## MATERIAL PROVIDED

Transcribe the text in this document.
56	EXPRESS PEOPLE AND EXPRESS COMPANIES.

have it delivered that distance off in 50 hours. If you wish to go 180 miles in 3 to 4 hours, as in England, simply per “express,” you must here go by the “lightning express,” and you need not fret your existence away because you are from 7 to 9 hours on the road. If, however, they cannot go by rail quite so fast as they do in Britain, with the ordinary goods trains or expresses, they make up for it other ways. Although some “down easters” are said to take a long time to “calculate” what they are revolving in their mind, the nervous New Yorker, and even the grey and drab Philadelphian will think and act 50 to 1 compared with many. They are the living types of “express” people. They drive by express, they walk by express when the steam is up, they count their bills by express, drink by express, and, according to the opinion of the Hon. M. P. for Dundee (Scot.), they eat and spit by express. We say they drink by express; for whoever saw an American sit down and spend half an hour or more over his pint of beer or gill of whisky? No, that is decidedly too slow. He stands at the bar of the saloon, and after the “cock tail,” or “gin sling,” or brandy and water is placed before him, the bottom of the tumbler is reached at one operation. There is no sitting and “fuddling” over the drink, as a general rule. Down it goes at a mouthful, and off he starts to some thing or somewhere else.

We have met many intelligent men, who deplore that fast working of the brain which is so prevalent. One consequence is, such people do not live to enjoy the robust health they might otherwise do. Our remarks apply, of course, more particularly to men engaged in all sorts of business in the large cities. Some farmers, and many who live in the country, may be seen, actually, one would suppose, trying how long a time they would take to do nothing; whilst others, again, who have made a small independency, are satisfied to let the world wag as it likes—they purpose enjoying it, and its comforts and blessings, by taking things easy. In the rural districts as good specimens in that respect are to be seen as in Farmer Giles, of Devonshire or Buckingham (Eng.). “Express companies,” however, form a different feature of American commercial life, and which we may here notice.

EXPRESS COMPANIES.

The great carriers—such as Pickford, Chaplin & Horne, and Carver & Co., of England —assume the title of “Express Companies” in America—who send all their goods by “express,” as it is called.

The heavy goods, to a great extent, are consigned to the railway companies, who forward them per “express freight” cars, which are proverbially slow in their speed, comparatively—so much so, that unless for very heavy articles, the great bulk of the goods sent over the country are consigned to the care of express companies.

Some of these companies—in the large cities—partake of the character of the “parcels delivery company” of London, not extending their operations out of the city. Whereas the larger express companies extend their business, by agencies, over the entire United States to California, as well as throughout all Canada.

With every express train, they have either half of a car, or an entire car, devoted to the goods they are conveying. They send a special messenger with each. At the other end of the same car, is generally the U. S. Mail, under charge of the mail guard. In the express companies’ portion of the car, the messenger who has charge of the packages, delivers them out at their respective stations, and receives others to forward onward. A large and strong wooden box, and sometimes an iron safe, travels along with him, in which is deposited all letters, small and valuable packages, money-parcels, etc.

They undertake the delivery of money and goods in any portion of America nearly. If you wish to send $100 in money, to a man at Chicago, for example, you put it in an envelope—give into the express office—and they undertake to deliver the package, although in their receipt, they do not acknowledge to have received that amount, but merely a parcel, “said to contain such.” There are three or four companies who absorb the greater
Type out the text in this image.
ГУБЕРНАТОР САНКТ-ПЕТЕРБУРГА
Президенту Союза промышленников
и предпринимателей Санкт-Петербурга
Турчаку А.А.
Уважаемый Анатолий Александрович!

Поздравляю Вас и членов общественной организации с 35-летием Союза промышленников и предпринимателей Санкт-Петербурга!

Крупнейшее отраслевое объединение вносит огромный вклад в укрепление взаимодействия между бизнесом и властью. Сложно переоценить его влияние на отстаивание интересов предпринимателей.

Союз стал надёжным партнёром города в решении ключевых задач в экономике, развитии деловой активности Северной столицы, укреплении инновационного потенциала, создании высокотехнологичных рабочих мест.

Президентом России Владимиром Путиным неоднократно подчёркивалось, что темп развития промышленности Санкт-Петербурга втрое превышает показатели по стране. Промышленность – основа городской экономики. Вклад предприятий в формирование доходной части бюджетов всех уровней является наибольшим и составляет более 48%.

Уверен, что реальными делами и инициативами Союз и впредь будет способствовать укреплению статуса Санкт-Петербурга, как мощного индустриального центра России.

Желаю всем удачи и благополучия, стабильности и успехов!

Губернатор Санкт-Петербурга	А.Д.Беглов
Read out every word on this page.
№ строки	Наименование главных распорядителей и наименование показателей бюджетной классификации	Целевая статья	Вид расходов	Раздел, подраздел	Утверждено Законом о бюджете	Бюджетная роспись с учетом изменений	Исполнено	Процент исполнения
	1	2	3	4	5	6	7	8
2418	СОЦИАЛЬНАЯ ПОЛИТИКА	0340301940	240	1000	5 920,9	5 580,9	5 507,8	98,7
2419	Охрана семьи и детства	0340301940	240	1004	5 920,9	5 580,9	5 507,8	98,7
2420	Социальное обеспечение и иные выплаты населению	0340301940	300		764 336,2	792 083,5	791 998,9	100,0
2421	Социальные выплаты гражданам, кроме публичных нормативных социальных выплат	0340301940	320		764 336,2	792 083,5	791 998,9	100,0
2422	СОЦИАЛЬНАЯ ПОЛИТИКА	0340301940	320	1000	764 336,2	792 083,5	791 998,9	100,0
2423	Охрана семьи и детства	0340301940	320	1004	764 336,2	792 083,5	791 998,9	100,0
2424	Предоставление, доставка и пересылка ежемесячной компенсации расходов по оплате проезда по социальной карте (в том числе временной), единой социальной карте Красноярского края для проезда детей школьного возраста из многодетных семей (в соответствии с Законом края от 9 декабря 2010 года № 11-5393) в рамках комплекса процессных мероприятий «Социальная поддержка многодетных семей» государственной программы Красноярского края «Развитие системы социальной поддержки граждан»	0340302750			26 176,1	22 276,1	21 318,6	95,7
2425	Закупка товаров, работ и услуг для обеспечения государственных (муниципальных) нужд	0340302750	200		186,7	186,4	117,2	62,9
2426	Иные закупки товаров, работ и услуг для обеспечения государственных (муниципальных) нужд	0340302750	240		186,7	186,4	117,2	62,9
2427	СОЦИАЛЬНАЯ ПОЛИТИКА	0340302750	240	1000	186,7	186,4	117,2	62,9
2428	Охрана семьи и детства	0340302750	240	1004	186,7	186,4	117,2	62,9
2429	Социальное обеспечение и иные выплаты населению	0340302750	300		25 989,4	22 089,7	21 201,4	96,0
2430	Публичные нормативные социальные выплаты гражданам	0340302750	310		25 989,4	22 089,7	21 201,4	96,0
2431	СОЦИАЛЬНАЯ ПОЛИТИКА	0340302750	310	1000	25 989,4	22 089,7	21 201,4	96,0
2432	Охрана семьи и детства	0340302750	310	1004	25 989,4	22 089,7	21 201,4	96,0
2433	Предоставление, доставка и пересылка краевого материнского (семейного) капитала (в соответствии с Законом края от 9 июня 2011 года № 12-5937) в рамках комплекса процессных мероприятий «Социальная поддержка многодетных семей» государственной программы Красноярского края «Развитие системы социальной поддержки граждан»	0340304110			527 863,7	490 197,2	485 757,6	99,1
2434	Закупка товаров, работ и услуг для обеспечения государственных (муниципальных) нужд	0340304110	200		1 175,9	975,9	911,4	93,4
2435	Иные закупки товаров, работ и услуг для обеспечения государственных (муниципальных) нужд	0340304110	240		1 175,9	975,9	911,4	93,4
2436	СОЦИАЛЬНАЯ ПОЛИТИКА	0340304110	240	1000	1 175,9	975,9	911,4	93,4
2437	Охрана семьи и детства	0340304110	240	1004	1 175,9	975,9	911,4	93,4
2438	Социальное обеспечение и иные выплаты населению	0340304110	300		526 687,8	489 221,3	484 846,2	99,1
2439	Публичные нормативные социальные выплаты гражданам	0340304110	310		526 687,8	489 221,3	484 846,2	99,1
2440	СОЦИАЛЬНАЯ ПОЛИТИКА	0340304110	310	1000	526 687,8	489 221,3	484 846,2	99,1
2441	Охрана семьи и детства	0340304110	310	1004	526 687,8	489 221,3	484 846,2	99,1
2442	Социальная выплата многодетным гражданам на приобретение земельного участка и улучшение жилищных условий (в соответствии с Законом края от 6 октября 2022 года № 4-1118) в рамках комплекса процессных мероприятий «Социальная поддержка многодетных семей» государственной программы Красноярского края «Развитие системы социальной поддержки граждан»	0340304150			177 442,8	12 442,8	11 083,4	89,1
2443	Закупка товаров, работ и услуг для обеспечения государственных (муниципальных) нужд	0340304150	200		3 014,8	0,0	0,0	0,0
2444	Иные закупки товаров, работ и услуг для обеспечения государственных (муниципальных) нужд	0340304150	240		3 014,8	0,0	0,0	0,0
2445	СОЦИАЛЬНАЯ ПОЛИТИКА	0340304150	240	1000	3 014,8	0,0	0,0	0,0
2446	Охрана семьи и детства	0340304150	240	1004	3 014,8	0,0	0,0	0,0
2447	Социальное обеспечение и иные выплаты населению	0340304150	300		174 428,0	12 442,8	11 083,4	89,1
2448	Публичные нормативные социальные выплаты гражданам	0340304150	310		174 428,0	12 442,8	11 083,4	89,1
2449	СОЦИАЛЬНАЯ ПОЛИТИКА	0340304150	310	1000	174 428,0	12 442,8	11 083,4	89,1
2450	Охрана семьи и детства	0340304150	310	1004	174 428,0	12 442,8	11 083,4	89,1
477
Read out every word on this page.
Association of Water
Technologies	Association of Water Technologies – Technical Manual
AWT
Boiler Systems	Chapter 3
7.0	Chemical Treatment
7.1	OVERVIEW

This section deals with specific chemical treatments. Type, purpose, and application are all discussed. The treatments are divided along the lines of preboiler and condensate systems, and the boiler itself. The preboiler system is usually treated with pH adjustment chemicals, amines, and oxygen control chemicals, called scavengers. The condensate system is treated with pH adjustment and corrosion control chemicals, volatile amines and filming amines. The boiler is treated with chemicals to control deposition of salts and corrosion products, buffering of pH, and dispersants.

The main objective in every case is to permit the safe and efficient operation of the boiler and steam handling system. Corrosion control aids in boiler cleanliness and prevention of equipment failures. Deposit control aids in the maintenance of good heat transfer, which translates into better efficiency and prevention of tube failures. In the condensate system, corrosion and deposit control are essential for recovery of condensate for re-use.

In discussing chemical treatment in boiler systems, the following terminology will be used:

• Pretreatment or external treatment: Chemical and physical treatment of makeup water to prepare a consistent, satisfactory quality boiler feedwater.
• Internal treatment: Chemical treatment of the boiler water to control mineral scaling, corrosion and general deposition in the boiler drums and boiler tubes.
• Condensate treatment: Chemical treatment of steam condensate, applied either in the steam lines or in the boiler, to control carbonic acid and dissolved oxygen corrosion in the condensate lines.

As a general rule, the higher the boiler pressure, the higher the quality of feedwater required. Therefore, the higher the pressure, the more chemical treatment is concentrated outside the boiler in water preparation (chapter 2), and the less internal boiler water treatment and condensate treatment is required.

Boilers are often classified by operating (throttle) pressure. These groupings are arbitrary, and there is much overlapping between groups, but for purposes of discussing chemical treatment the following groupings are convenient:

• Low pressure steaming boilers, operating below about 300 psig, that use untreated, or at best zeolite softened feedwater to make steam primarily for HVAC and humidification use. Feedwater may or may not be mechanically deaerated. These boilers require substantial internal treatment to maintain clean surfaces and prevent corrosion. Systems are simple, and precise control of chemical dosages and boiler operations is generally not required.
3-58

## DIRECTIVE
Locate the word "following" in the records and collect each line it appears in.

## RESPONSE
In discussing chemical treatment in boiler systems, the following terminology will be used:
Boilers are often classified by operating (throttle) pressure. These groupings are arbitrary, and there is much overlapping between groups, but for purposes of discussing chemical treatment the following groupings are convenient:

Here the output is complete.